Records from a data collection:
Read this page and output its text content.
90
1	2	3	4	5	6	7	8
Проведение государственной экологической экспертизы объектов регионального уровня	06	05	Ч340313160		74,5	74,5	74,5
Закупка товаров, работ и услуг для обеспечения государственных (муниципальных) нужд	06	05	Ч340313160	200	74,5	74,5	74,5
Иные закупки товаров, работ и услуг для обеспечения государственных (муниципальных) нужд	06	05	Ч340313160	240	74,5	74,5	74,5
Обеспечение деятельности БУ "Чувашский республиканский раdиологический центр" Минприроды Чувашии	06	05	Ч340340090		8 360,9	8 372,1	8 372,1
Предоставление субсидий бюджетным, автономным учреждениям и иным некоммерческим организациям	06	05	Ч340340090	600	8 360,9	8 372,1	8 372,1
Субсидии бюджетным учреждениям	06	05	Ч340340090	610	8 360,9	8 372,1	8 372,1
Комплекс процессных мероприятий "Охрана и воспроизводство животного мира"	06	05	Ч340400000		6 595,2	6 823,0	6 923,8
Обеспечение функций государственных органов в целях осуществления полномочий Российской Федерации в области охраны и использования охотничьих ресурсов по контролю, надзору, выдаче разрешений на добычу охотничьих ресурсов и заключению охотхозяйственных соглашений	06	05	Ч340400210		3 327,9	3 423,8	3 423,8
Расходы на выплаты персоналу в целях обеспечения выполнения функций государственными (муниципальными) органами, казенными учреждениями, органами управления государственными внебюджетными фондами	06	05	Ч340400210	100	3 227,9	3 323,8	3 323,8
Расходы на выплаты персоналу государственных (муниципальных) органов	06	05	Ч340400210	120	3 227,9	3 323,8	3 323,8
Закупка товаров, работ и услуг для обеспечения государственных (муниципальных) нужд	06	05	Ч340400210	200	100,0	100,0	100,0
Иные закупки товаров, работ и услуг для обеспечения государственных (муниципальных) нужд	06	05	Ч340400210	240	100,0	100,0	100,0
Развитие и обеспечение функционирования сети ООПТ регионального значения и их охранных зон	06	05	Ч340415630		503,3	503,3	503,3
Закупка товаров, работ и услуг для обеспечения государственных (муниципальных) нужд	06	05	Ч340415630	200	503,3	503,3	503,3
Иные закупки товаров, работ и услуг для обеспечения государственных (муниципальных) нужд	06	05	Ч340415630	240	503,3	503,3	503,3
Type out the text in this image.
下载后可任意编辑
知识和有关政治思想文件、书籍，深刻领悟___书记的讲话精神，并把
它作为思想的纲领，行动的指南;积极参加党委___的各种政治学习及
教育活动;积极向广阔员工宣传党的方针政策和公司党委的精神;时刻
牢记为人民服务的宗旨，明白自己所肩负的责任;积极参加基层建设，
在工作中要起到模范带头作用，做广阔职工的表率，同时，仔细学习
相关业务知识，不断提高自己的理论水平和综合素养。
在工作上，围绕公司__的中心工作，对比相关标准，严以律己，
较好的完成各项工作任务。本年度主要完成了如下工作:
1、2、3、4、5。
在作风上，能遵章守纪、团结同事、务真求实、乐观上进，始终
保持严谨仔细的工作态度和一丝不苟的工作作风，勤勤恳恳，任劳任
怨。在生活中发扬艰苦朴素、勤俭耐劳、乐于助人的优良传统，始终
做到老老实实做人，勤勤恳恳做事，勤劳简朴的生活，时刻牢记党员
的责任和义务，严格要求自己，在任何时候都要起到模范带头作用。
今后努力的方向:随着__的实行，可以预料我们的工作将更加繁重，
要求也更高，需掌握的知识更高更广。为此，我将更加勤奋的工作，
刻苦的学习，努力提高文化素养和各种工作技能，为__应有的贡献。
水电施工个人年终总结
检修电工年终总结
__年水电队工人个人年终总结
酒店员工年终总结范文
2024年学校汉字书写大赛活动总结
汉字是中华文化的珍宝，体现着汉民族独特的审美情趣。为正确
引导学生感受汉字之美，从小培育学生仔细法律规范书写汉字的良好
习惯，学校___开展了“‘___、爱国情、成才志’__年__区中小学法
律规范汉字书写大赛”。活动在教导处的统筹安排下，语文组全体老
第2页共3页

§ Work to be completed
All lines that include "государственных" are to be gathered and copied.

§ Written solution
Закупка товаров, работ и услуг для обеспечения государственных (муниципальных) нужд	06	05	Ч340313160	200	74,5	74,5	74,5
Иные закупки товаров, работ и услуг для обеспечения государственных (муниципальных) нужд	06	05	Ч340313160	240	74,5	74,5	74,5
Обеспечение функций государственных органов в целях осуществления полномочий Российской Федерации в области охраны и использования охотничьих ресурсов по контролю, надзору, выдаче разрешений на добычу охотничьих ресурсов и заключению охотхозяйственных соглашений	06	05	Ч340400210		3 327,9	3 423,8	3 423,8
Расходы на выплаты персоналу государственных (муниципальных) органов	06	05	Ч340400210	120	3 227,9	3 323,8	3 323,8
Закупка товаров, работ и услуг для обеспечения государственных (муниципальных) нужд	06	05	Ч340400210	200	100,0	100,0	100,0
Иные закупки товаров, работ и услуг для обеспечения государственных (муниципальных) нужд	06	05	Ч340400210	240	100,0	100,0	100,0
Закупка товаров, работ и услуг для обеспечения государственных (муниципальных) нужд	06	05	Ч340415630	200	503,3	503,3	503,3
Иные закупки товаров, работ и услуг для обеспечения государственных (муниципальных) нужд	06	05	Ч340415630	240	503,3	503,3	503,3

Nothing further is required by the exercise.